TASK TO COMPLETE:
Scan the entries below for the word "的解集为". Copy each line that has it.

(Dataset items)
-------
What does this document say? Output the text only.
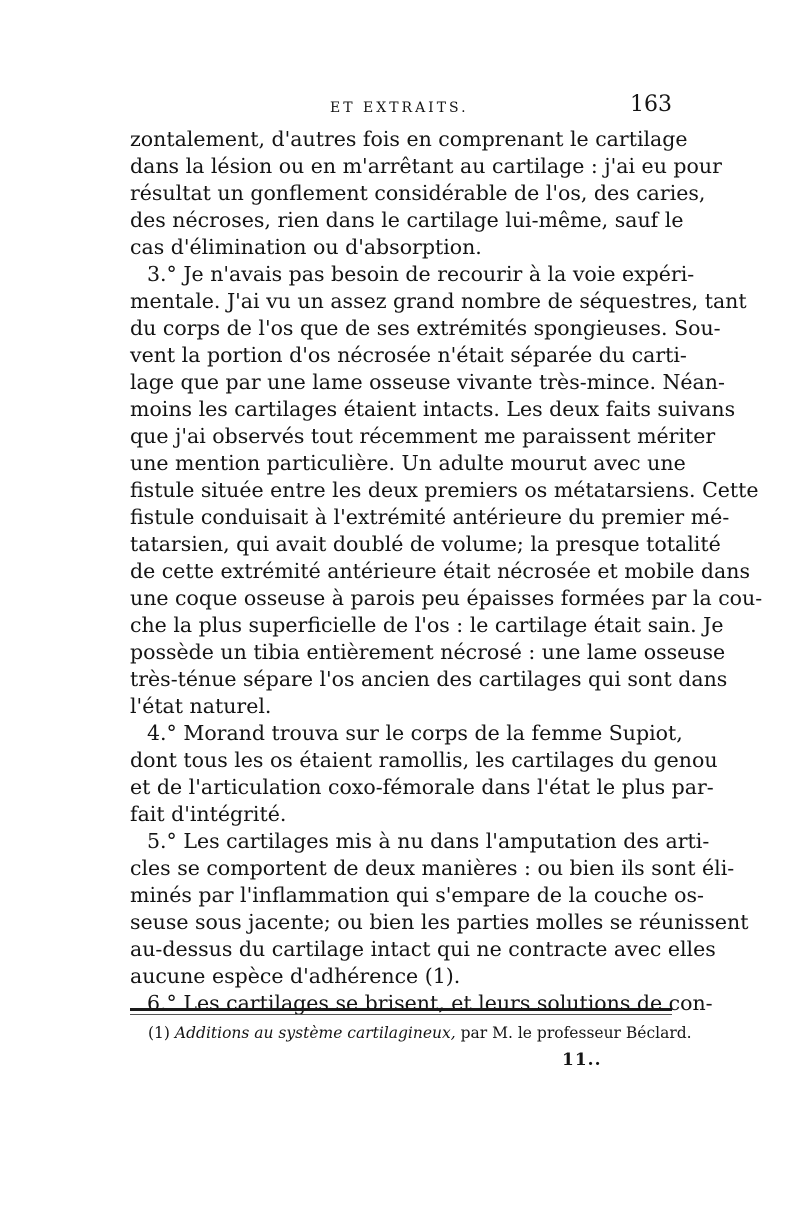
ET EXTRAITS.	163
zontalement, d'autres fois en comprenant le cartilage
dans la lésion ou en m'arrêtant au cartilage : j'ai eu pour
résultat un gonflement considérable de l'os, des caries,
des nécroses, rien dans le cartilage lui-même, sauf le
cas d'élimination ou d'absorption.
3.° Je n'avais pas besoin de recourir à la voie expéri-
mentale. J'ai vu un assez grand nombre de séquestres, tant
du corps de l'os que de ses extrémités spongieuses. Sou-
vent la portion d'os nécrosée n'était séparée du carti-
lage que par une lame osseuse vivante très-mince. Néan-
moins les cartilages étaient intacts. Les deux faits suivans
que j'ai observés tout récemment me paraissent mériter
une mention particulière. Un adulte mourut avec une
fistule située entre les deux premiers os métatarsiens. Cette
fistule conduisait à l'extrémité antérieure du premier mé-
tatarsien, qui avait doublé de volume; la presque totalité
de cette extrémité antérieure était nécrosée et mobile dans
une coque osseuse à parois peu épaisses formées par la cou-
che la plus superficielle de l'os : le cartilage était sain. Je
possède un tibia entièrement nécrosé : une lame osseuse
très-ténue sépare l'os ancien des cartilages qui sont dans
l'état naturel.
4.° Morand trouva sur le corps de la femme Supiot,
dont tous les os étaient ramollis, les cartilages du genou
et de l'articulation coxo-fémorale dans l'état le plus par-
fait d'intégrité.
5.° Les cartilages mis à nu dans l'amputation des arti-
cles se comportent de deux manières : ou bien ils sont éli-
minés par l'inflammation qui s'empare de la couche os-
seuse sous jacente; ou bien les parties molles se réunissent
au-dessus du cartilage intact qui ne contracte avec elles
aucune espèce d'adhérence (1).
6.° Les cartilages se brisent, et leurs solutions de con-
(1) Additions au système cartilagineux, par M. le professeur Béclard.
11..
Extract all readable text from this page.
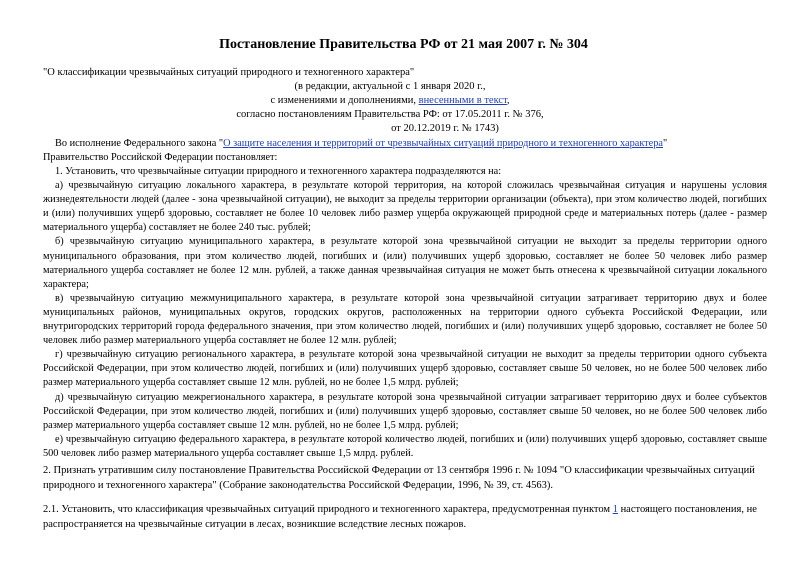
Постановление Правительства РФ от 21 мая 2007 г. № 304
"О классификации чрезвычайных ситуаций природного и техногенного характера"
(в редакции, актуальной с 1 января 2020 г.,
с изменениями и дополнениями, внесенными в текст,
согласно постановлениям Правительства РФ: от 17.05.2011 г. № 376,
от 20.12.2019 г. № 1743)

Во исполнение Федерального закона "О защите населения и территорий от чрезвычайных ситуаций природного и техногенного характера"

Правительство Российской Федерации постановляет:

1. Установить, что чрезвычайные ситуации природного и техногенного характера подразделяются на:

а) чрезвычайную ситуацию локального характера, в результате которой территория, на которой сложилась чрезвычайная ситуация и нарушены условия жизнедеятельности людей (далее - зона чрезвычайной ситуации), не выходит за пределы территории организации (объекта), при этом количество людей, погибших и (или) получивших ущерб здоровью, составляет не более 10 человек либо размер ущерба окружающей природной среде и материальных потерь (далее - размер материального ущерба) составляет не более 240 тыс. рублей;

б) чрезвычайную ситуацию муниципального характера, в результате которой зона чрезвычайной ситуации не выходит за пределы территории одного муниципального образования, при этом количество людей, погибших и (или) получивших ущерб здоровью, составляет не более 50 человек либо размер материального ущерба составляет не более 12 млн. рублей, а также данная чрезвычайная ситуация не может быть отнесена к чрезвычайной ситуации локального характера;

в) чрезвычайную ситуацию межмуниципального характера, в результате которой зона чрезвычайной ситуации затрагивает территорию двух и более муниципальных районов, муниципальных округов, городских округов, расположенных на территории одного субъекта Российской Федерации, или внутригородских территорий города федерального значения, при этом количество людей, погибших и (или) получивших ущерб здоровью, составляет не более 50 человек либо размер материального ущерба составляет не более 12 млн. рублей;

г) чрезвычайную ситуацию регионального характера, в результате которой зона чрезвычайной ситуации не выходит за пределы территории одного субъекта Российской Федерации, при этом количество людей, погибших и (или) получивших ущерб здоровью, составляет свыше 50 человек, но не более 500 человек либо размер материального ущерба составляет свыше 12 млн. рублей, но не более 1,5 млрд. рублей;

д) чрезвычайную ситуацию межрегионального характера, в результате которой зона чрезвычайной ситуации затрагивает территорию двух и более субъектов Российской Федерации, при этом количество людей, погибших и (или) получивших ущерб здоровью, составляет свыше 50 человек, но не более 500 человек либо размер материального ущерба составляет свыше 12 млн. рублей, но не более 1,5 млрд. рублей;

е) чрезвычайную ситуацию федерального характера, в результате которой количество людей, погибших и (или) получивших ущерб здоровью, составляет свыше 500 человек либо размер материального ущерба составляет свыше 1,5 млрд. рублей.

2. Признать утратившим силу постановление Правительства Российской Федерации от 13 сентября 1996 г. № 1094 "О классификации чрезвычайных ситуаций природного и техногенного характера" (Собрание законодательства Российской Федерации, 1996, № 39, ст. 4563).

2.1. Установить, что классификация чрезвычайных ситуаций природного и техногенного характера, предусмотренная пунктом 1 настоящего постановления, не распространяется на чрезвычайные ситуации в лесах, возникшие вследствие лесных пожаров.
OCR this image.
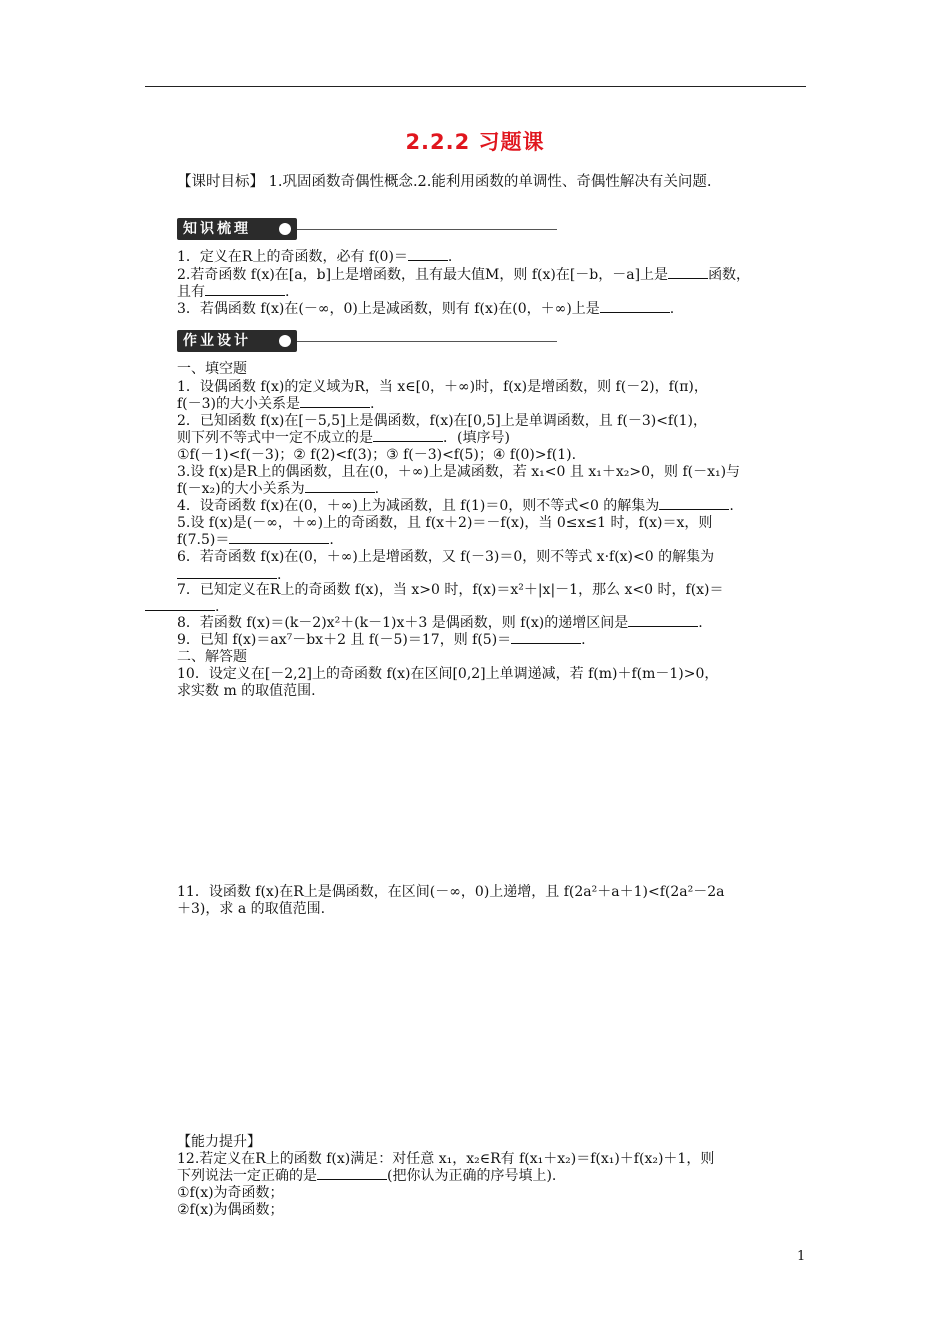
2.2.2 习题课
【课时目标】 1.巩固函数奇偶性概念.2.能利用函数的单调性、奇偶性解决有关问题.
知识梳理
1．定义在R上的奇函数，必有 f(0)＝	.
2.若奇函数 f(x)在[a，b]上是增函数，且有最大值M，则 f(x)在[－b，－a]上是	函数，
且有	.
3．若偶函数 f(x)在(－∞，0)上是减函数，则有 f(x)在(0，＋∞)上是	.
作业设计
一、填空题
1．设偶函数 f(x)的定义域为R，当 x∈[0，＋∞)时，f(x)是增函数，则 f(－2)，f(π)，
f(－3)的大小关系是	.
2．已知函数 f(x)在[－5,5]上是偶函数，f(x)在[0,5]上是单调函数，且 f(－3)<f(1)，
则下列不等式中一定不成立的是	．(填序号)
①f(－1)<f(－3)；② f(2)<f(3)；③ f(－3)<f(5)；④ f(0)>f(1).
3.设 f(x)是R上的偶函数，且在(0，＋∞)上是减函数，若 x₁<0 且 x₁＋x₂>0，则 f(－x₁)与
f(－x₂)的大小关系为	.
4．设奇函数 f(x)在(0，＋∞)上为减函数，且 f(1)＝0，则不等式<0 的解集为	.
5.设 f(x)是(－∞，＋∞)上的奇函数，且 f(x＋2)＝－f(x)，当 0≤x≤1 时，f(x)＝x，则
f(7.5)＝	.
6．若奇函数 f(x)在(0，＋∞)上是增函数，又 f(－3)＝0，则不等式 x·f(x)<0 的解集为
.
7．已知定义在R上的奇函数 f(x)，当 x>0 时，f(x)＝x²＋|x|－1，那么 x<0 时，f(x)＝
.
8．若函数 f(x)＝(k－2)x²＋(k－1)x＋3 是偶函数，则 f(x)的递增区间是	.
9．已知 f(x)＝ax⁷－bx＋2 且 f(－5)＝17，则 f(5)＝	.
二、解答题
10．设定义在[－2,2]上的奇函数 f(x)在区间[0,2]上单调递减，若 f(m)＋f(m－1)>0，
求实数 m 的取值范围.
11．设函数 f(x)在R上是偶函数，在区间(－∞，0)上递增，且 f(2a²＋a＋1)<f(2a²－2a
＋3)，求 a 的取值范围.
【能力提升】
12.若定义在R上的函数 f(x)满足：对任意 x₁，x₂∈R有 f(x₁＋x₂)＝f(x₁)＋f(x₂)＋1，则
下列说法一定正确的是	(把你认为正确的序号填上).
①f(x)为奇函数；
②f(x)为偶函数；
1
-------
RESULT OF THIS TASK:
4．设奇函数 f(x)在(0，＋∞)上为减函数，且 f(1)＝0，则不等式<0 的解集为	.
6．若奇函数 f(x)在(0，＋∞)上是增函数，又 f(－3)＝0，则不等式 x·f(x)<0 的解集为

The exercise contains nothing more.